◆ TASK PROMPT: Identify the lines that contain the word "Ribose" and copy each one.

········

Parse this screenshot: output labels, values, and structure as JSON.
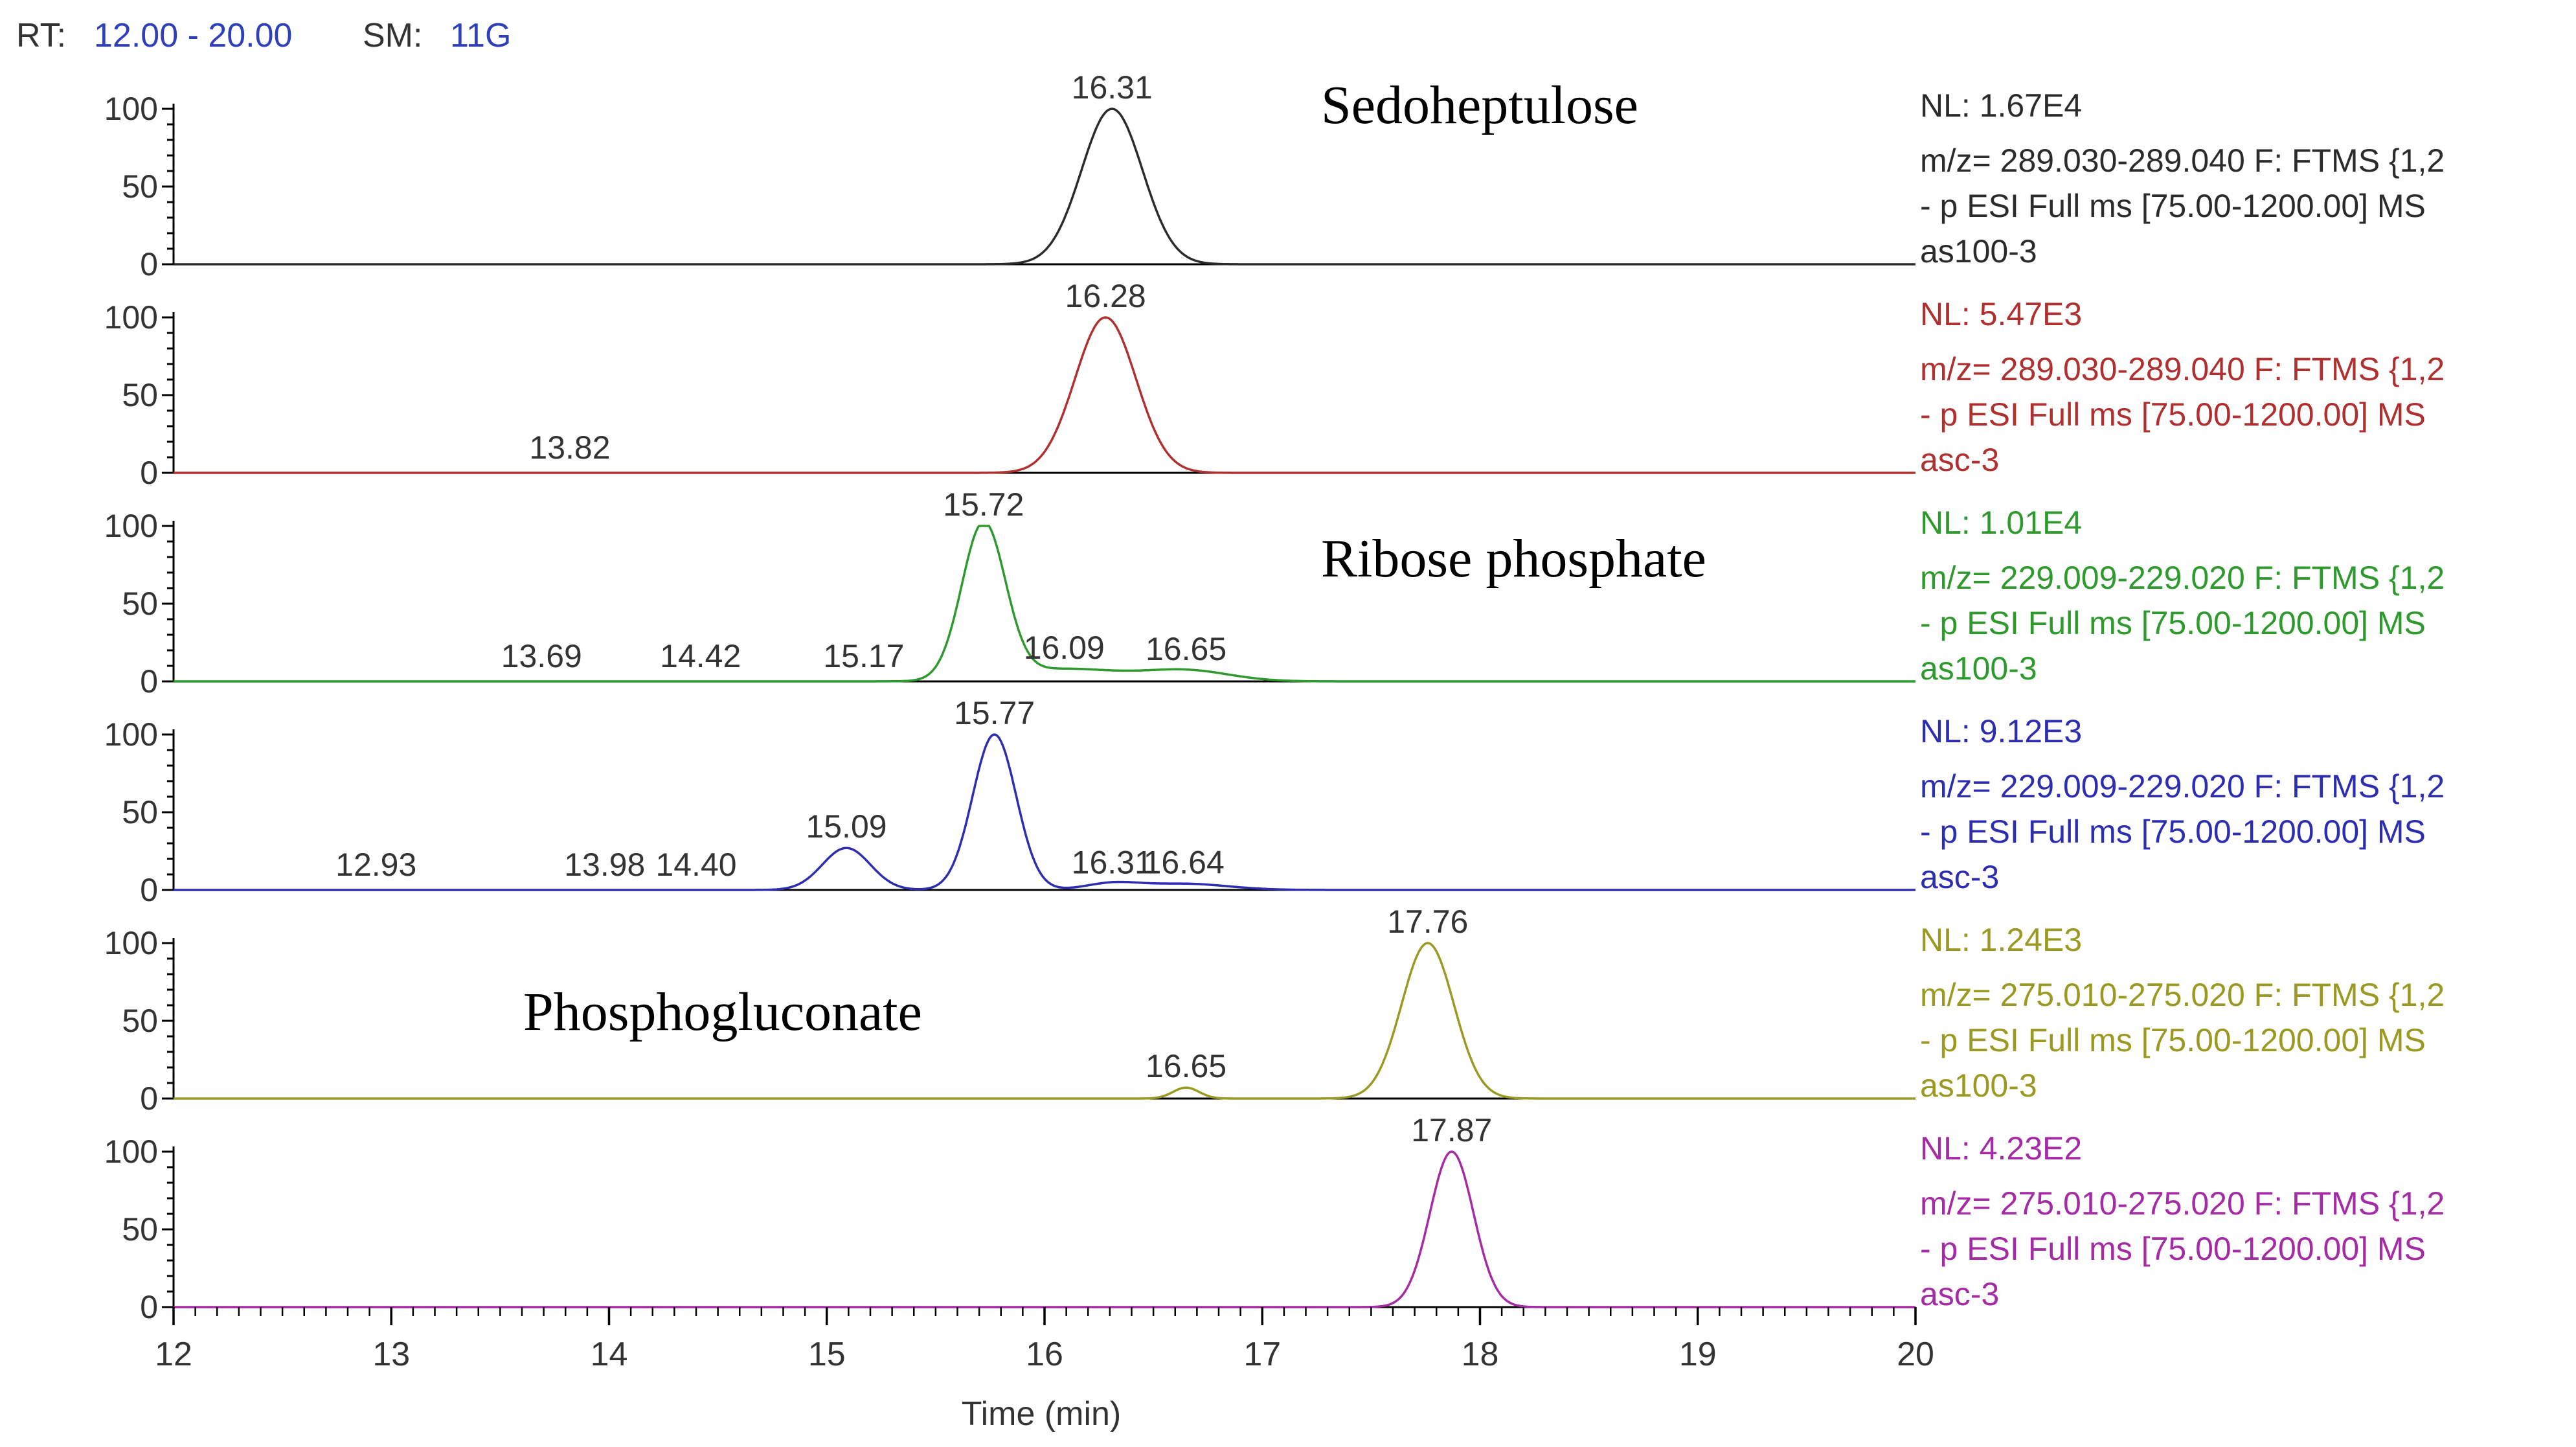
{
  "header": {
    "rt_label": "RT:",
    "rt_range": "12.00 - 20.00",
    "sm_label": "SM:",
    "sm_value": "11G"
  },
  "colors": {
    "axis": "#000000",
    "header_value": "#2f3fb8",
    "traces": [
      "#2b2b2b",
      "#b03030",
      "#2e9a2e",
      "#2d2db0",
      "#9a9a22",
      "#a52aa5"
    ]
  },
  "chart_data": {
    "type": "line",
    "xlabel": "Time (min)",
    "xlim": [
      12,
      20
    ],
    "x_ticks": [
      "12",
      "13",
      "14",
      "15",
      "16",
      "17",
      "18",
      "19",
      "20"
    ],
    "y_ticks": [
      "0",
      "50",
      "100"
    ],
    "ylim": [
      0,
      100
    ],
    "annotations": [
      "Sedoheptulose",
      "Ribose phosphate",
      "Phosphogluconate"
    ],
    "panels": [
      {
        "name": "Sedoheptulose as100-3",
        "color": "#2b2b2b",
        "nl": "NL: 1.67E4",
        "filter_line1": "m/z= 289.030-289.040 F: FTMS {1,2",
        "filter_line2": "- p ESI Full ms [75.00-1200.00]  MS",
        "sample": "as100-3",
        "annotation": "Sedoheptulose",
        "peaks": [
          {
            "rt": 16.31,
            "height": 100,
            "width": 0.14,
            "label": "16.31"
          }
        ],
        "minor_labels": []
      },
      {
        "name": "Sedoheptulose asc-3",
        "color": "#b03030",
        "nl": "NL: 5.47E3",
        "filter_line1": "m/z= 289.030-289.040 F: FTMS {1,2",
        "filter_line2": "- p ESI Full ms [75.00-1200.00]  MS",
        "sample": "asc-3",
        "annotation": "",
        "peaks": [
          {
            "rt": 16.28,
            "height": 100,
            "width": 0.14,
            "label": "16.28"
          }
        ],
        "minor_labels": [
          {
            "rt": 13.82,
            "label": "13.82"
          }
        ]
      },
      {
        "name": "Ribose phosphate as100-3",
        "color": "#2e9a2e",
        "nl": "NL: 1.01E4",
        "filter_line1": "m/z= 229.009-229.020 F: FTMS {1,2",
        "filter_line2": "- p ESI Full ms [75.00-1200.00]  MS",
        "sample": "as100-3",
        "annotation": "Ribose phosphate",
        "peaks": [
          {
            "rt": 15.72,
            "height": 100,
            "width": 0.1,
            "label": "15.72"
          },
          {
            "rt": 16.09,
            "height": 8,
            "width": 0.25,
            "label": "16.09"
          },
          {
            "rt": 16.65,
            "height": 7,
            "width": 0.2,
            "label": "16.65"
          }
        ],
        "minor_labels": [
          {
            "rt": 13.69,
            "label": "13.69"
          },
          {
            "rt": 14.42,
            "label": "14.42"
          },
          {
            "rt": 15.17,
            "label": "15.17"
          }
        ]
      },
      {
        "name": "Ribose phosphate asc-3",
        "color": "#2d2db0",
        "nl": "NL: 9.12E3",
        "filter_line1": "m/z= 229.009-229.020 F: FTMS {1,2",
        "filter_line2": "- p ESI Full ms [75.00-1200.00]  MS",
        "sample": "asc-3",
        "annotation": "",
        "peaks": [
          {
            "rt": 15.09,
            "height": 27,
            "width": 0.11,
            "label": "15.09"
          },
          {
            "rt": 15.77,
            "height": 100,
            "width": 0.1,
            "label": "15.77"
          },
          {
            "rt": 16.31,
            "height": 4,
            "width": 0.12,
            "label": "16.31"
          },
          {
            "rt": 16.64,
            "height": 4,
            "width": 0.2,
            "label": "16.64"
          }
        ],
        "minor_labels": [
          {
            "rt": 12.93,
            "label": "12.93"
          },
          {
            "rt": 13.98,
            "label": "13.98"
          },
          {
            "rt": 14.4,
            "label": "14.40"
          }
        ]
      },
      {
        "name": "Phosphogluconate as100-3",
        "color": "#9a9a22",
        "nl": "NL: 1.24E3",
        "filter_line1": "m/z= 275.010-275.020 F: FTMS {1,2",
        "filter_line2": "- p ESI Full ms [75.00-1200.00]  MS",
        "sample": "as100-3",
        "annotation": "Phosphogluconate",
        "peaks": [
          {
            "rt": 16.65,
            "height": 7,
            "width": 0.06,
            "label": "16.65"
          },
          {
            "rt": 17.76,
            "height": 100,
            "width": 0.12,
            "label": "17.76"
          }
        ],
        "minor_labels": []
      },
      {
        "name": "Phosphogluconate asc-3",
        "color": "#a52aa5",
        "nl": "NL: 4.23E2",
        "filter_line1": "m/z= 275.010-275.020 F: FTMS {1,2",
        "filter_line2": "- p ESI Full ms [75.00-1200.00]  MS",
        "sample": "asc-3",
        "annotation": "",
        "peaks": [
          {
            "rt": 17.87,
            "height": 100,
            "width": 0.1,
            "label": "17.87"
          }
        ],
        "minor_labels": []
      }
    ]
  }
}
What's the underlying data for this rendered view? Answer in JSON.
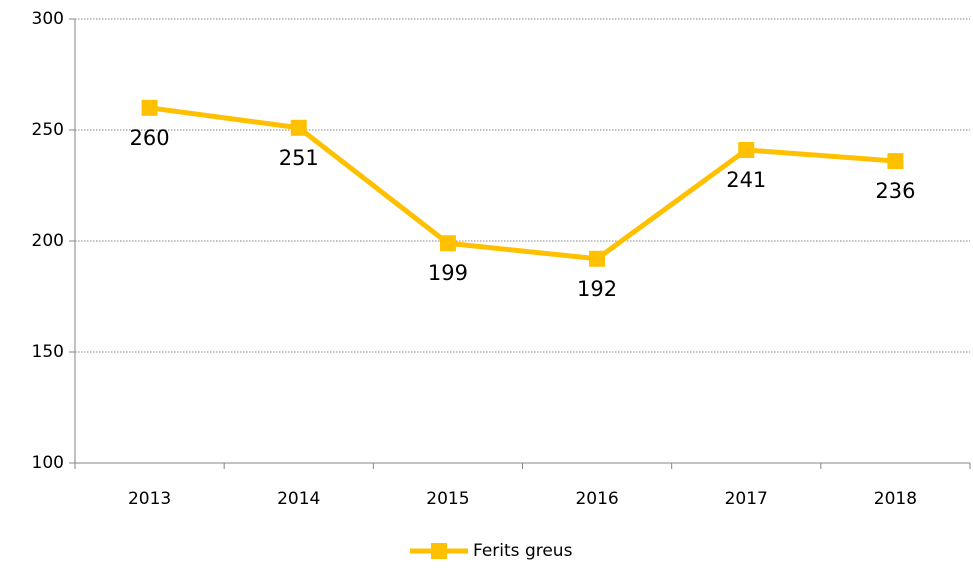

········

◆ EXERCISE OUTPUT:
      "Ribose phosphate",
        "name": "Ribose phosphate as100-3",
        "annotation": "Ribose phosphate",
        "name": "Ribose phosphate asc-3",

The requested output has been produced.